#### DATA SECTION

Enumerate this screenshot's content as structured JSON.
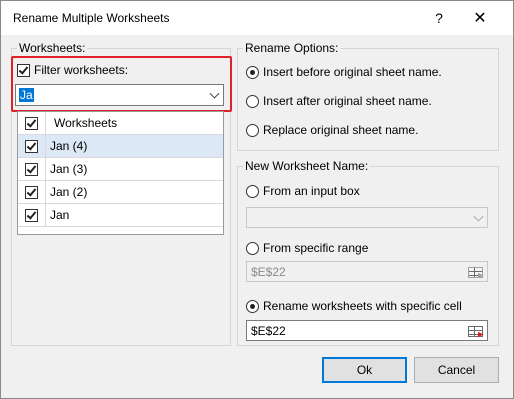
{
  "window": {
    "title": "Rename Multiple Worksheets",
    "help_label": "?",
    "close_label": "✕"
  },
  "worksheets": {
    "group_label": "Worksheets:",
    "filter": {
      "label": "Filter worksheets:",
      "checked": true,
      "value": "Ja",
      "highlight_color": "#e0202a"
    },
    "list": {
      "header": "Worksheets",
      "items": [
        {
          "label": "Jan (4)",
          "checked": true,
          "selected": true
        },
        {
          "label": "Jan (3)",
          "checked": true,
          "selected": false
        },
        {
          "label": "Jan (2)",
          "checked": true,
          "selected": false
        },
        {
          "label": "Jan",
          "checked": true,
          "selected": false
        }
      ]
    }
  },
  "rename_options": {
    "group_label": "Rename Options:",
    "options": [
      {
        "label": "Insert before original sheet name.",
        "selected": true
      },
      {
        "label": "Insert after original sheet name.",
        "selected": false
      },
      {
        "label": "Replace original sheet name.",
        "selected": false
      }
    ]
  },
  "new_name": {
    "group_label": "New Worksheet Name:",
    "from_input_box": {
      "label": "From an input box",
      "selected": false,
      "value": ""
    },
    "from_range": {
      "label": "From specific range",
      "selected": false,
      "value": "$E$22"
    },
    "specific_cell": {
      "label": "Rename worksheets with specific cell",
      "selected": true,
      "value": "$E$22"
    }
  },
  "buttons": {
    "ok": "Ok",
    "cancel": "Cancel"
  },
  "colors": {
    "selection_blue": "#0078d7",
    "row_highlight": "#dce8f5"
  }
}
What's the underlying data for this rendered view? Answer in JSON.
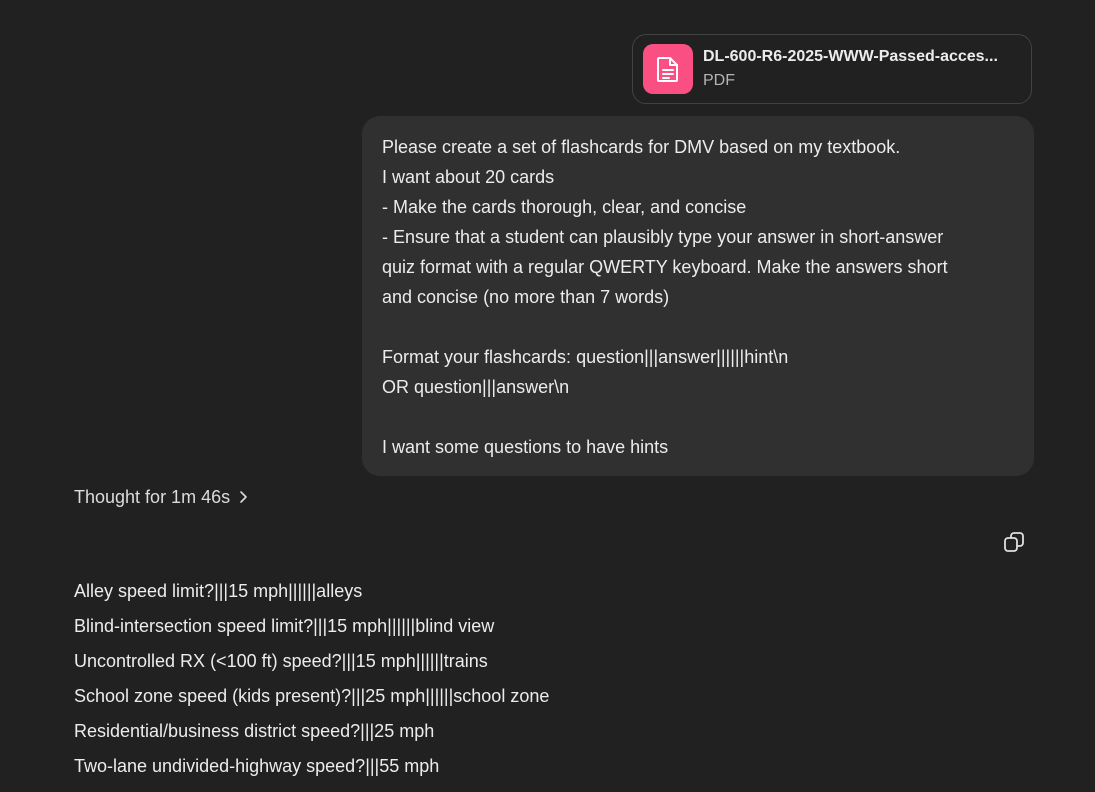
{
  "attachment": {
    "file_name": "DL-600-R6-2025-WWW-Passed-acces...",
    "file_type": "PDF",
    "icon": "document-icon",
    "icon_bg": "#fa4f82"
  },
  "user_message": {
    "lines": [
      "Please create a set of flashcards for DMV based on my textbook.",
      "I want about 20 cards",
      "- Make the cards thorough, clear, and concise",
      "- Ensure that a student can plausibly type your answer in short-answer",
      "quiz format with a regular QWERTY keyboard. Make the answers short",
      "and concise (no more than 7 words)",
      "",
      "Format your flashcards: question|||answer||||||hint\\n",
      "OR question|||answer\\n",
      "",
      "I want some questions to have hints"
    ]
  },
  "thought": {
    "label": "Thought for 1m 46s",
    "icon": "chevron-right-icon"
  },
  "copy": {
    "icon": "copy-icon"
  },
  "flashcards": [
    "Alley speed limit?|||15 mph||||||alleys",
    "Blind-intersection speed limit?|||15 mph||||||blind view",
    "Uncontrolled RX (<100 ft) speed?|||15 mph||||||trains",
    "School zone speed (kids present)?|||25 mph||||||school zone",
    "Residential/business district speed?|||25 mph",
    "Two-lane undivided-highway speed?|||55 mph"
  ]
}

########

WRITTEN TASK |
Quote each line of the listing exactly, but leave the pictures out.

SOLVED EXERCISE |
Enumerate this screenshot's content as structured JSON.
{
  "window": {
    "title": "Rename Multiple Worksheets",
    "help_label": "?",
    "close_label": "✕"
  },
  "worksheets": {
    "group_label": "Worksheets:",
    "filter": {
      "label": "Filter worksheets:",
      "checked": true,
      "value": "Ja",
      "highlight_color": "#e0202a"
    },
    "list": {
      "header": "Worksheets",
      "items": [
        {
          "label": "Jan (4)",
          "checked": true,
          "selected": true
        },
        {
          "label": "Jan (3)",
          "checked": true,
          "selected": false
        },
        {
          "label": "Jan (2)",
          "checked": true,
          "selected": false
        },
        {
          "label": "Jan",
          "checked": true,
          "selected": false
        }
      ]
    }
  },
  "rename_options": {
    "group_label": "Rename Options:",
    "options": [
      {
        "label": "Insert before original sheet name.",
        "selected": true
      },
      {
        "label": "Insert after original sheet name.",
        "selected": false
      },
      {
        "label": "Replace original sheet name.",
        "selected": false
      }
    ]
  },
  "new_name": {
    "group_label": "New Worksheet Name:",
    "from_input_box": {
      "label": "From an input box",
      "selected": false,
      "value": ""
    },
    "from_range": {
      "label": "From specific range",
      "selected": false,
      "value": "$E$22"
    },
    "specific_cell": {
      "label": "Rename worksheets with specific cell",
      "selected": true,
      "value": "$E$22"
    }
  },
  "buttons": {
    "ok": "Ok",
    "cancel": "Cancel"
  },
  "colors": {
    "selection_blue": "#0078d7",
    "row_highlight": "#dce8f5"
  }
}
What's the underlying data for this rendered view? Answer in JSON.
{
  "attachment": {
    "file_name": "DL-600-R6-2025-WWW-Passed-acces...",
    "file_type": "PDF",
    "icon": "document-icon",
    "icon_bg": "#fa4f82"
  },
  "user_message": {
    "lines": [
      "Please create a set of flashcards for DMV based on my textbook.",
      "I want about 20 cards",
      "- Make the cards thorough, clear, and concise",
      "- Ensure that a student can plausibly type your answer in short-answer",
      "quiz format with a regular QWERTY keyboard. Make the answers short",
      "and concise (no more than 7 words)",
      "",
      "Format your flashcards: question|||answer||||||hint\\n",
      "OR question|||answer\\n",
      "",
      "I want some questions to have hints"
    ]
  },
  "thought": {
    "label": "Thought for 1m 46s",
    "icon": "chevron-right-icon"
  },
  "copy": {
    "icon": "copy-icon"
  },
  "flashcards": [
    "Alley speed limit?|||15 mph||||||alleys",
    "Blind-intersection speed limit?|||15 mph||||||blind view",
    "Uncontrolled RX (<100 ft) speed?|||15 mph||||||trains",
    "School zone speed (kids present)?|||25 mph||||||school zone",
    "Residential/business district speed?|||25 mph",
    "Two-lane undivided-highway speed?|||55 mph"
  ]
}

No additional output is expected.